| Stated goal |
In the entries that follow, how many lines hold the string "kind"? Give only that number.

Figure content listings:
--- BEGIN ---

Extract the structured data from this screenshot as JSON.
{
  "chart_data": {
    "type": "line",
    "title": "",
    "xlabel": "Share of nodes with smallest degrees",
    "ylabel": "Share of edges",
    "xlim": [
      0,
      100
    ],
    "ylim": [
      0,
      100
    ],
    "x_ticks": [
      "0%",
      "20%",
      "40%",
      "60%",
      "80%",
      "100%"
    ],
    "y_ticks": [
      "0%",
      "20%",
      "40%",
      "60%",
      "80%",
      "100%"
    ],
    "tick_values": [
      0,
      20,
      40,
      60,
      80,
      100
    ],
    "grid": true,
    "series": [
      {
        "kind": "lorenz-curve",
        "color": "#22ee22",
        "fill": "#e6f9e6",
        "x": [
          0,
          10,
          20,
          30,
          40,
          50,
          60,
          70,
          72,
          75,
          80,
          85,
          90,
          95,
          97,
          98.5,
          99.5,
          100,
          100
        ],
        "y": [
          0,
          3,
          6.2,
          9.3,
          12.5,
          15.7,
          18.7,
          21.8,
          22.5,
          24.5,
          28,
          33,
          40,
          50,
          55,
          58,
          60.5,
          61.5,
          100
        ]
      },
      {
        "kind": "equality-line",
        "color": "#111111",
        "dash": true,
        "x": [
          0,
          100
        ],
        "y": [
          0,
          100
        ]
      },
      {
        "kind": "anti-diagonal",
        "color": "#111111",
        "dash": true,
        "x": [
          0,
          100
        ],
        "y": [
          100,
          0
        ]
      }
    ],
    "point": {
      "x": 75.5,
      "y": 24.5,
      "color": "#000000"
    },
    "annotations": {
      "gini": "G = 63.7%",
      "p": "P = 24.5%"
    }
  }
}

--- END ---

| Right answer |
3